* _The problem_:
The data must be written out once more, precisely as given.

* _Supplied data_:
****************************************
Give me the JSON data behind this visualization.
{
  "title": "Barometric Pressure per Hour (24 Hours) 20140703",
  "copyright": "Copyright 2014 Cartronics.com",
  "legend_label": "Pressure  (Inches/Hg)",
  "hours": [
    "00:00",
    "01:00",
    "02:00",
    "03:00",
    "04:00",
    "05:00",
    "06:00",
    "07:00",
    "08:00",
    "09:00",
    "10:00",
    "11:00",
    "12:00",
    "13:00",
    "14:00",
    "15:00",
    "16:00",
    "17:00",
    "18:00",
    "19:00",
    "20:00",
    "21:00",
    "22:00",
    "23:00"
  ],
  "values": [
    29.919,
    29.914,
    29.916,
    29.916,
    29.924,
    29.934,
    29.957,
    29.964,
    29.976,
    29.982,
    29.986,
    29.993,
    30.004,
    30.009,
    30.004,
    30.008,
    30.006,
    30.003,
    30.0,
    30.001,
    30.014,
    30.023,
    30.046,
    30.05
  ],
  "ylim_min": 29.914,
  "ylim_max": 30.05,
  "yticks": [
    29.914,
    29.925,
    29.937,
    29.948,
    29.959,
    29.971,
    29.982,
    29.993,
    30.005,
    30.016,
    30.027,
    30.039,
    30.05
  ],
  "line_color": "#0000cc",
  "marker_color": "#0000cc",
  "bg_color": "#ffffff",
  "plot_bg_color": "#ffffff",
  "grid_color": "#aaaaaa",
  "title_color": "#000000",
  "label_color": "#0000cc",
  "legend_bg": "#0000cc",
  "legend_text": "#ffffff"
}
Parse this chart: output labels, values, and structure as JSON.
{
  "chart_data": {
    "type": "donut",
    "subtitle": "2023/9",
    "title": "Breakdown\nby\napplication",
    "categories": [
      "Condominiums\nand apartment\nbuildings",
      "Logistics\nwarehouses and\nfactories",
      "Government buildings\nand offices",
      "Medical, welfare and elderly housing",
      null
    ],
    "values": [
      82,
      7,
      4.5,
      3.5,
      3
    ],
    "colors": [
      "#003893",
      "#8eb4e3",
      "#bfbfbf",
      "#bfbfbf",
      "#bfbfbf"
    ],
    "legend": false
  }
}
****************************************
* _Completed exercise_:
Give me the JSON data behind this visualization.
{
  "title": "Barometric Pressure per Hour (24 Hours) 20140703",
  "copyright": "Copyright 2014 Cartronics.com",
  "legend_label": "Pressure  (Inches/Hg)",
  "hours": [
    "00:00",
    "01:00",
    "02:00",
    "03:00",
    "04:00",
    "05:00",
    "06:00",
    "07:00",
    "08:00",
    "09:00",
    "10:00",
    "11:00",
    "12:00",
    "13:00",
    "14:00",
    "15:00",
    "16:00",
    "17:00",
    "18:00",
    "19:00",
    "20:00",
    "21:00",
    "22:00",
    "23:00"
  ],
  "values": [
    29.919,
    29.914,
    29.916,
    29.916,
    29.924,
    29.934,
    29.957,
    29.964,
    29.976,
    29.982,
    29.986,
    29.993,
    30.004,
    30.009,
    30.004,
    30.008,
    30.006,
    30.003,
    30.0,
    30.001,
    30.014,
    30.023,
    30.046,
    30.05
  ],
  "ylim_min": 29.914,
  "ylim_max": 30.05,
  "yticks": [
    29.914,
    29.925,
    29.937,
    29.948,
    29.959,
    29.971,
    29.982,
    29.993,
    30.005,
    30.016,
    30.027,
    30.039,
    30.05
  ],
  "line_color": "#0000cc",
  "marker_color": "#0000cc",
  "bg_color": "#ffffff",
  "plot_bg_color": "#ffffff",
  "grid_color": "#aaaaaa",
  "title_color": "#000000",
  "label_color": "#0000cc",
  "legend_bg": "#0000cc",
  "legend_text": "#ffffff"
}
Parse this chart: output labels, values, and structure as JSON.
{
  "chart_data": {
    "type": "donut",
    "subtitle": "2023/9",
    "title": "Breakdown\nby\napplication",
    "categories": [
      "Condominiums\nand apartment\nbuildings",
      "Logistics\nwarehouses and\nfactories",
      "Government buildings\nand offices",
      "Medical, welfare and elderly housing",
      null
    ],
    "values": [
      82,
      7,
      4.5,
      3.5,
      3
    ],
    "colors": [
      "#003893",
      "#8eb4e3",
      "#bfbfbf",
      "#bfbfbf",
      "#bfbfbf"
    ],
    "legend": false
  }
}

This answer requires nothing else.